## Dataset extract
******************************

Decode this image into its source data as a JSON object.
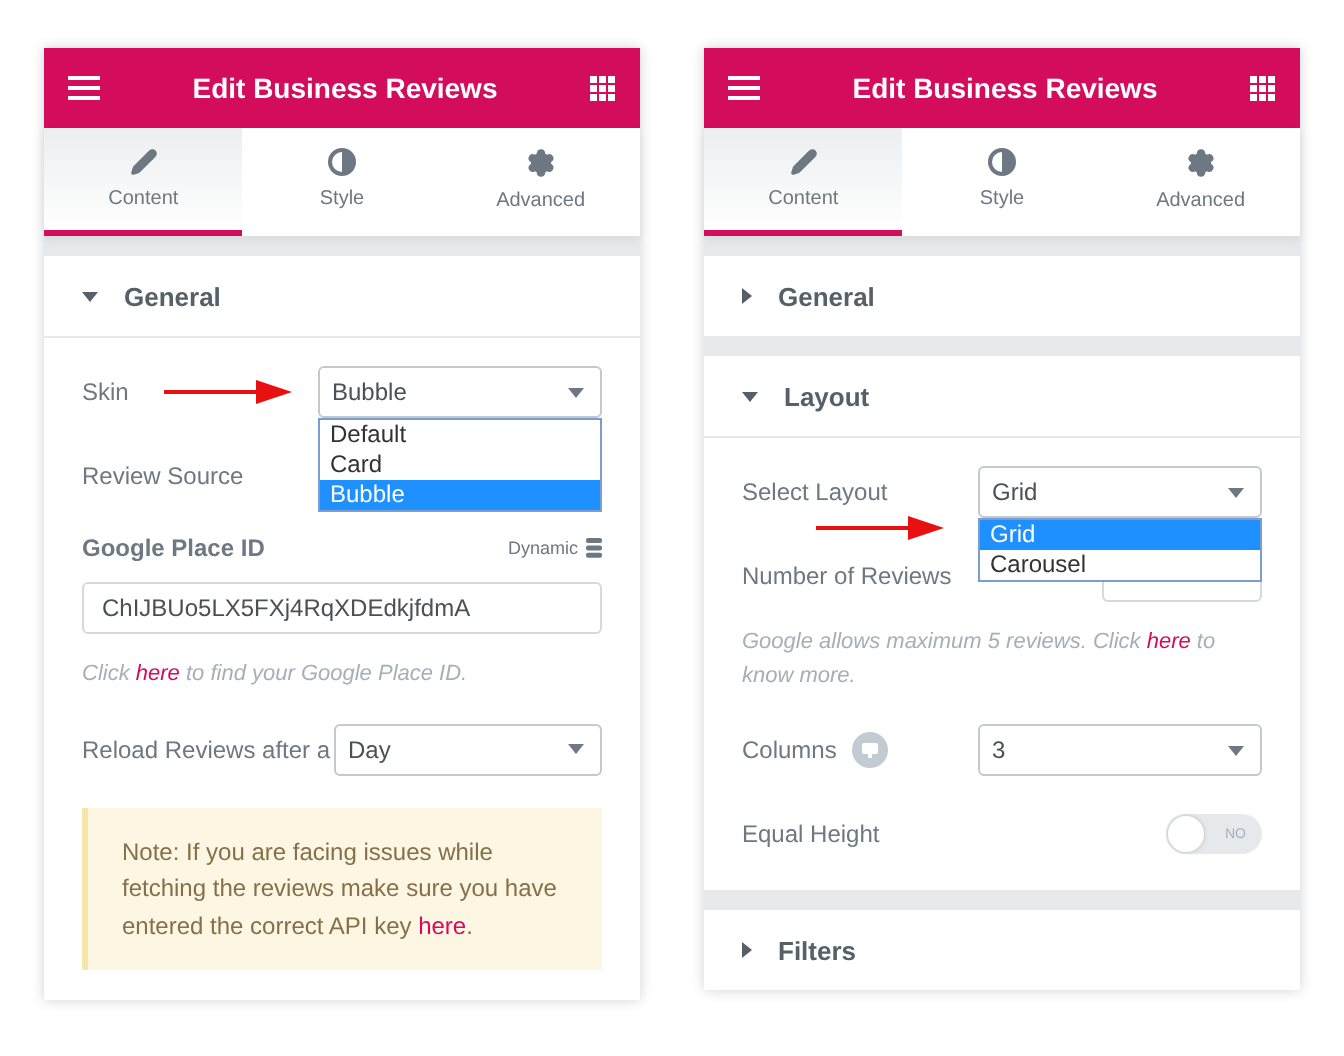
{
  "panels": [
    {
      "title": "Edit Business Reviews",
      "tabs": [
        {
          "label": "Content",
          "selected": true
        },
        {
          "label": "Style",
          "selected": false
        },
        {
          "label": "Advanced",
          "selected": false
        }
      ],
      "sections": [
        {
          "title": "General",
          "expanded": true,
          "controls": [
            {
              "kind": "select",
              "label": "Skin",
              "value": "Bubble",
              "open": true,
              "options": [
                {
                  "label": "Default",
                  "selected": false
                },
                {
                  "label": "Card",
                  "selected": false
                },
                {
                  "label": "Bubble",
                  "selected": true
                }
              ]
            },
            {
              "kind": "label",
              "label": "Review Source"
            },
            {
              "kind": "text",
              "label": "Google Place ID",
              "dynamic": "Dynamic",
              "value": "ChIJBUo5LX5FXj4RqXDEdkjfdmA"
            },
            {
              "kind": "hint",
              "before": "Click ",
              "link": "here",
              "after": " to find your Google Place ID."
            },
            {
              "kind": "select",
              "label": "Reload Reviews after a",
              "value": "Day",
              "open": false,
              "wide": true
            },
            {
              "kind": "note",
              "before": "Note: If you are facing issues while fetching the reviews make sure you have entered the correct API key ",
              "link": "here",
              "after": "."
            }
          ]
        }
      ]
    },
    {
      "title": "Edit Business Reviews",
      "tabs": [
        {
          "label": "Content",
          "selected": true
        },
        {
          "label": "Style",
          "selected": false
        },
        {
          "label": "Advanced",
          "selected": false
        }
      ],
      "sections": [
        {
          "title": "General",
          "expanded": false
        },
        {
          "title": "Layout",
          "expanded": true,
          "controls": [
            {
              "kind": "select",
              "label": "Select Layout",
              "value": "Grid",
              "open": true,
              "options": [
                {
                  "label": "Grid",
                  "selected": true
                },
                {
                  "label": "Carousel",
                  "selected": false
                }
              ]
            },
            {
              "kind": "number",
              "label": "Number of Reviews"
            },
            {
              "kind": "hint",
              "before": "Google allows maximum 5 reviews. Click ",
              "link": "here",
              "after": " to know more."
            },
            {
              "kind": "select",
              "label": "Columns",
              "value": "3",
              "open": false,
              "device_icon": true
            },
            {
              "kind": "toggle",
              "label": "Equal Height",
              "on": false,
              "text": "NO"
            }
          ]
        },
        {
          "title": "Filters",
          "expanded": false
        }
      ]
    }
  ]
}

******************************

## The task
Print out the material word for word, omitting the pictures.

## Answer to the task
Decode this image into its source data as a JSON object.
{
  "panels": [
    {
      "title": "Edit Business Reviews",
      "tabs": [
        {
          "label": "Content",
          "selected": true
        },
        {
          "label": "Style",
          "selected": false
        },
        {
          "label": "Advanced",
          "selected": false
        }
      ],
      "sections": [
        {
          "title": "General",
          "expanded": true,
          "controls": [
            {
              "kind": "select",
              "label": "Skin",
              "value": "Bubble",
              "open": true,
              "options": [
                {
                  "label": "Default",
                  "selected": false
                },
                {
                  "label": "Card",
                  "selected": false
                },
                {
                  "label": "Bubble",
                  "selected": true
                }
              ]
            },
            {
              "kind": "label",
              "label": "Review Source"
            },
            {
              "kind": "text",
              "label": "Google Place ID",
              "dynamic": "Dynamic",
              "value": "ChIJBUo5LX5FXj4RqXDEdkjfdmA"
            },
            {
              "kind": "hint",
              "before": "Click ",
              "link": "here",
              "after": " to find your Google Place ID."
            },
            {
              "kind": "select",
              "label": "Reload Reviews after a",
              "value": "Day",
              "open": false,
              "wide": true
            },
            {
              "kind": "note",
              "before": "Note: If you are facing issues while fetching the reviews make sure you have entered the correct API key ",
              "link": "here",
              "after": "."
            }
          ]
        }
      ]
    },
    {
      "title": "Edit Business Reviews",
      "tabs": [
        {
          "label": "Content",
          "selected": true
        },
        {
          "label": "Style",
          "selected": false
        },
        {
          "label": "Advanced",
          "selected": false
        }
      ],
      "sections": [
        {
          "title": "General",
          "expanded": false
        },
        {
          "title": "Layout",
          "expanded": true,
          "controls": [
            {
              "kind": "select",
              "label": "Select Layout",
              "value": "Grid",
              "open": true,
              "options": [
                {
                  "label": "Grid",
                  "selected": true
                },
                {
                  "label": "Carousel",
                  "selected": false
                }
              ]
            },
            {
              "kind": "number",
              "label": "Number of Reviews"
            },
            {
              "kind": "hint",
              "before": "Google allows maximum 5 reviews. Click ",
              "link": "here",
              "after": " to know more."
            },
            {
              "kind": "select",
              "label": "Columns",
              "value": "3",
              "open": false,
              "device_icon": true
            },
            {
              "kind": "toggle",
              "label": "Equal Height",
              "on": false,
              "text": "NO"
            }
          ]
        },
        {
          "title": "Filters",
          "expanded": false
        }
      ]
    }
  ]
}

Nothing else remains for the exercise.